Exercise description
Copy every line in which the string "poached" occurs.

Given data

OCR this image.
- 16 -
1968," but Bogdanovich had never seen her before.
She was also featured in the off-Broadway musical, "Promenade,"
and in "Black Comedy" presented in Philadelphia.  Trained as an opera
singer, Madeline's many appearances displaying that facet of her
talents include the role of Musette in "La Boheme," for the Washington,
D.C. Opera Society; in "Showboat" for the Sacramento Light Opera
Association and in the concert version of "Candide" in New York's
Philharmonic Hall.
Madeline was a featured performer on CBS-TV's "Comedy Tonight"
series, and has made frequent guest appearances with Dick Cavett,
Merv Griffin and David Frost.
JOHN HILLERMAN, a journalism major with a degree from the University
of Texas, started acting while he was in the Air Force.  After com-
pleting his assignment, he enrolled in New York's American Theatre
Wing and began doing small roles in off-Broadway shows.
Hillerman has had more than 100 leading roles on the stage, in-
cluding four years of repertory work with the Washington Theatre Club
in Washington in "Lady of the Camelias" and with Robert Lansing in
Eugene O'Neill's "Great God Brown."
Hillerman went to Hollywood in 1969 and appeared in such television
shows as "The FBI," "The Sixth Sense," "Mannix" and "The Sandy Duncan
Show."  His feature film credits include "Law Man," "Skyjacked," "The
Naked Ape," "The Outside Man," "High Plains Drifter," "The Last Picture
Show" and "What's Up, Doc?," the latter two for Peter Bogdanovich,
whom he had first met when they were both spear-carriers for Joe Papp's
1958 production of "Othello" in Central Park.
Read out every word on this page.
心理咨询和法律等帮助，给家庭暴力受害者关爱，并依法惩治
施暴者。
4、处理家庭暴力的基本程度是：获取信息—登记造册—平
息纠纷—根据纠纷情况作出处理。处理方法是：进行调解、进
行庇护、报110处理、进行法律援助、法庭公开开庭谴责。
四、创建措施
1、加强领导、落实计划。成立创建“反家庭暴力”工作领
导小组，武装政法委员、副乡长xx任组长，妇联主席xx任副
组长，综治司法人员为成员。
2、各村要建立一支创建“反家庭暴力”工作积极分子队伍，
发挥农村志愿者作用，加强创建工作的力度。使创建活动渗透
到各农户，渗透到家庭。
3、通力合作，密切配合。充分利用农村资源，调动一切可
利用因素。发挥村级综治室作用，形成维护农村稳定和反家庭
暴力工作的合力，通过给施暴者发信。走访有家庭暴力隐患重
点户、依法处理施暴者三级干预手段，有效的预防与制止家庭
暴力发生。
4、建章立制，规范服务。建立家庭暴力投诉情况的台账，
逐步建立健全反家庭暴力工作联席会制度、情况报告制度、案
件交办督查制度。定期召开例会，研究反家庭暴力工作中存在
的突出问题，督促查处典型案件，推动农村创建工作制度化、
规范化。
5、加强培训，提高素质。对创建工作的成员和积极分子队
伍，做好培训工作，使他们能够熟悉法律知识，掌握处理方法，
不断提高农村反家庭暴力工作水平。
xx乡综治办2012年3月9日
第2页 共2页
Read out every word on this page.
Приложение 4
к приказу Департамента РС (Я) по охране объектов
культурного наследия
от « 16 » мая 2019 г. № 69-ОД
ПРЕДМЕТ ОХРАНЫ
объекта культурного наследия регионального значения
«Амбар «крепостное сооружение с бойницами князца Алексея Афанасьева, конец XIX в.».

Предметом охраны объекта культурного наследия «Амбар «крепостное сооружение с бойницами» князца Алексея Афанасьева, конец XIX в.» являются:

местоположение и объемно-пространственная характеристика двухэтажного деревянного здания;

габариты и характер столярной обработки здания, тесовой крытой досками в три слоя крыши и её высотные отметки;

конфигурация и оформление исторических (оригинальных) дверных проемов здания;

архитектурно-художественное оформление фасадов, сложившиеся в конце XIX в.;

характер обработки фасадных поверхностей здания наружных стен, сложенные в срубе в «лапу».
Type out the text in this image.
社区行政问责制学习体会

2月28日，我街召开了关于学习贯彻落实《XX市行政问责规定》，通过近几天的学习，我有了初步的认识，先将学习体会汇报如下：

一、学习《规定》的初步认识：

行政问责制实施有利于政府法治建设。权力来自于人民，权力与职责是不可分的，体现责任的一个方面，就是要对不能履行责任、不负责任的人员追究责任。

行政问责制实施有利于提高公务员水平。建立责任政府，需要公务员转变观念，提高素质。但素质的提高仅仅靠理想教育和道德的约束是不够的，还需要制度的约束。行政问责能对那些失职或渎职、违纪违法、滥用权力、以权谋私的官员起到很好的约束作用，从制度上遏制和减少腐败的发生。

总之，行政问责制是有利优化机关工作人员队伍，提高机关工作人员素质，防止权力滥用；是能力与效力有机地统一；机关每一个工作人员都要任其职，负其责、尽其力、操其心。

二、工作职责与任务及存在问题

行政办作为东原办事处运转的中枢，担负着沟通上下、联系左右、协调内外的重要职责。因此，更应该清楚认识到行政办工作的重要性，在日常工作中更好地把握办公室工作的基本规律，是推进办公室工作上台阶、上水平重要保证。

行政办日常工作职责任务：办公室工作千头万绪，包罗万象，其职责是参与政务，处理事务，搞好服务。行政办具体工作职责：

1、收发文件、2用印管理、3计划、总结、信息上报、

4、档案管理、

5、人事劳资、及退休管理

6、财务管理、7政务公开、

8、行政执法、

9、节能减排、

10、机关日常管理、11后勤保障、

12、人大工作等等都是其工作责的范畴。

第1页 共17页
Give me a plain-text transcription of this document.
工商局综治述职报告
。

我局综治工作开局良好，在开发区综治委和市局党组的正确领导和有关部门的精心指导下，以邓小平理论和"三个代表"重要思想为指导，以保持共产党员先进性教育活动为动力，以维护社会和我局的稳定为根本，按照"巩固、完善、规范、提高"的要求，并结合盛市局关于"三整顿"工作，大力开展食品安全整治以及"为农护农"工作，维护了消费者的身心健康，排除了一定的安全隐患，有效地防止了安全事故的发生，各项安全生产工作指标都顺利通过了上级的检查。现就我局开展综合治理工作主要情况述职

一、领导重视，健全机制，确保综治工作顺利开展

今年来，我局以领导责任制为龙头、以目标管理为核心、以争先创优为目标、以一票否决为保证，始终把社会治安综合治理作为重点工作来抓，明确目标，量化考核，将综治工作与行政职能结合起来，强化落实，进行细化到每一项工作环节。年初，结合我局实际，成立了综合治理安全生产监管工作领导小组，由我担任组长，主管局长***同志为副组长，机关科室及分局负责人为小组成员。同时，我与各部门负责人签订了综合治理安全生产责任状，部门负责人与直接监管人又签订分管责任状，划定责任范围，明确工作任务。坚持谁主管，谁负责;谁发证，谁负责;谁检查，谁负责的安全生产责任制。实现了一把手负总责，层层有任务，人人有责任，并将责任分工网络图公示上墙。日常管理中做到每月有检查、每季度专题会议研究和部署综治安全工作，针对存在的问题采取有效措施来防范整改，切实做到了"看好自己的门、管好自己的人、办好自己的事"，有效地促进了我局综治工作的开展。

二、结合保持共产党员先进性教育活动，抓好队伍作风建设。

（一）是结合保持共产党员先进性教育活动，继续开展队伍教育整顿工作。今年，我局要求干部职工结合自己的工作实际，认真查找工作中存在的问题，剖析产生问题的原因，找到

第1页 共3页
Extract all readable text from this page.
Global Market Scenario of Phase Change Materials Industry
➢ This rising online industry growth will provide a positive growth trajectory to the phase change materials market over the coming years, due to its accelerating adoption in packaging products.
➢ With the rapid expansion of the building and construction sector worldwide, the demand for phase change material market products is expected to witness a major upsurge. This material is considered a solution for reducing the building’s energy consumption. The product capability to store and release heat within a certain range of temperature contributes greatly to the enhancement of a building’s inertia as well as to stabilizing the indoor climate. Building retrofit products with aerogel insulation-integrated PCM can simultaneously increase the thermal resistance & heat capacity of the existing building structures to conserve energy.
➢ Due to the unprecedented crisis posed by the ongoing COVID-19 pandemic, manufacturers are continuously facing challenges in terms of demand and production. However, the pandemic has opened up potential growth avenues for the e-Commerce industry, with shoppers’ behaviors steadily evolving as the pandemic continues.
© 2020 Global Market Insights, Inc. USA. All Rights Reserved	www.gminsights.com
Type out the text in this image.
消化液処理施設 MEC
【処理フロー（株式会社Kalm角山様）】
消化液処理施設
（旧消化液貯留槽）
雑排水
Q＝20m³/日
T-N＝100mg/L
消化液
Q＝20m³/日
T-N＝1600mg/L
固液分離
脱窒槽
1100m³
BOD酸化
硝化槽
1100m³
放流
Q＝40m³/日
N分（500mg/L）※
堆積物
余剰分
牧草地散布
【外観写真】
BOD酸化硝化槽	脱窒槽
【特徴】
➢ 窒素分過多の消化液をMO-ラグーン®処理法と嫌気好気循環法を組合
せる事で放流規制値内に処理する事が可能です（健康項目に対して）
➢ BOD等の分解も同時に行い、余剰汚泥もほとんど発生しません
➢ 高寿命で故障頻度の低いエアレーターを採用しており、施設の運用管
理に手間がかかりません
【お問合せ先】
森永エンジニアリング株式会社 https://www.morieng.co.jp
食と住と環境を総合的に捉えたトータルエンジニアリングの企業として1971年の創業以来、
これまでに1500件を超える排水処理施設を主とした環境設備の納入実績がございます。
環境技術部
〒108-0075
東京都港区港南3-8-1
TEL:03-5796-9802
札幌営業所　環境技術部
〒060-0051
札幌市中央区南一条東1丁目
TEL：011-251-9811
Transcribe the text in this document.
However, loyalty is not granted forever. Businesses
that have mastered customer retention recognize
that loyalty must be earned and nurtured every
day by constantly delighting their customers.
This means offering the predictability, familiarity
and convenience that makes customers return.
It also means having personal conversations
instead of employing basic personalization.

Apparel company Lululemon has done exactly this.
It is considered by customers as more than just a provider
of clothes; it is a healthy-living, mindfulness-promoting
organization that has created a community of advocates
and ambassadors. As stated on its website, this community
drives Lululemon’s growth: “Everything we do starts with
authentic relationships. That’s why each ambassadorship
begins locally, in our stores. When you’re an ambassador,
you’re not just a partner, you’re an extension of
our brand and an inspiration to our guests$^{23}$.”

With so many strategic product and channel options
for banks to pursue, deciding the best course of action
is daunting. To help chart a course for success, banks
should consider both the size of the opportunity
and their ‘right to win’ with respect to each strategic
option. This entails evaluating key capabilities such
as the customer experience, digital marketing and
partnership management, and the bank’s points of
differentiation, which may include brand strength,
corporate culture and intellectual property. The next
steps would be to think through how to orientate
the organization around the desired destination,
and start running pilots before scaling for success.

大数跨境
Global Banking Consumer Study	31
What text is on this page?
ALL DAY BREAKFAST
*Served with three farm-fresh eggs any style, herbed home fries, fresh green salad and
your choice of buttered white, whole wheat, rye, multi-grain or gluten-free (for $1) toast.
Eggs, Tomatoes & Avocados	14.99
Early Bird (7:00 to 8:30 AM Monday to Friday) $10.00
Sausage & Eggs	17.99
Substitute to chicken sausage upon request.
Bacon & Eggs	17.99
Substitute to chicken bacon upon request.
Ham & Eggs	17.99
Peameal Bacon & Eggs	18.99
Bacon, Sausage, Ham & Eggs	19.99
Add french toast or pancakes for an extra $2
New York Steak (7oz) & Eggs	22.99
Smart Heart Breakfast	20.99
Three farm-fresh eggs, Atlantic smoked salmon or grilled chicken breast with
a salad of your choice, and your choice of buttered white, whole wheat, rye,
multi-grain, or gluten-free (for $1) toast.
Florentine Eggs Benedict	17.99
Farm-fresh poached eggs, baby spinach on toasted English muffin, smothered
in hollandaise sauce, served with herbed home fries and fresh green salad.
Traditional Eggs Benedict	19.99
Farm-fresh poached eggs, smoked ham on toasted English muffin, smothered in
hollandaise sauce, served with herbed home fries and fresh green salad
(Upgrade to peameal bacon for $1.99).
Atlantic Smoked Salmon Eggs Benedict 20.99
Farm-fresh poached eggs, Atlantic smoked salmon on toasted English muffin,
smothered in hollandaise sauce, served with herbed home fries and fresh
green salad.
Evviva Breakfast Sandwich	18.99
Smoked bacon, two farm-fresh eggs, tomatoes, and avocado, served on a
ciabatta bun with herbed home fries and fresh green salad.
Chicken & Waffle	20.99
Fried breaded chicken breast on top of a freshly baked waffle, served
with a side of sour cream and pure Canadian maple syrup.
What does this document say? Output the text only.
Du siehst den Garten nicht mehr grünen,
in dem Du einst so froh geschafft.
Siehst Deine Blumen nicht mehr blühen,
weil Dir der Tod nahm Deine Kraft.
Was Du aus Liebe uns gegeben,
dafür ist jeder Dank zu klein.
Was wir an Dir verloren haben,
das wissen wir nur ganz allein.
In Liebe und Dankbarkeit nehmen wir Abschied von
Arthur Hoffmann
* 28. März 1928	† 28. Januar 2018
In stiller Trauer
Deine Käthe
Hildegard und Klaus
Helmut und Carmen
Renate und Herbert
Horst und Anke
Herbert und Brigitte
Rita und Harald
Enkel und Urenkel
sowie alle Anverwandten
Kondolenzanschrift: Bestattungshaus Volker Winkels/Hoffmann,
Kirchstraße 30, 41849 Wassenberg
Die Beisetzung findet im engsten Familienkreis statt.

Answer for the task
Farm-fresh poached eggs, baby spinach on toasted English muffin, smothered
Farm-fresh poached eggs, smoked ham on toasted English muffin, smothered in
Farm-fresh poached eggs, Atlantic smoked salmon on toasted English muffin,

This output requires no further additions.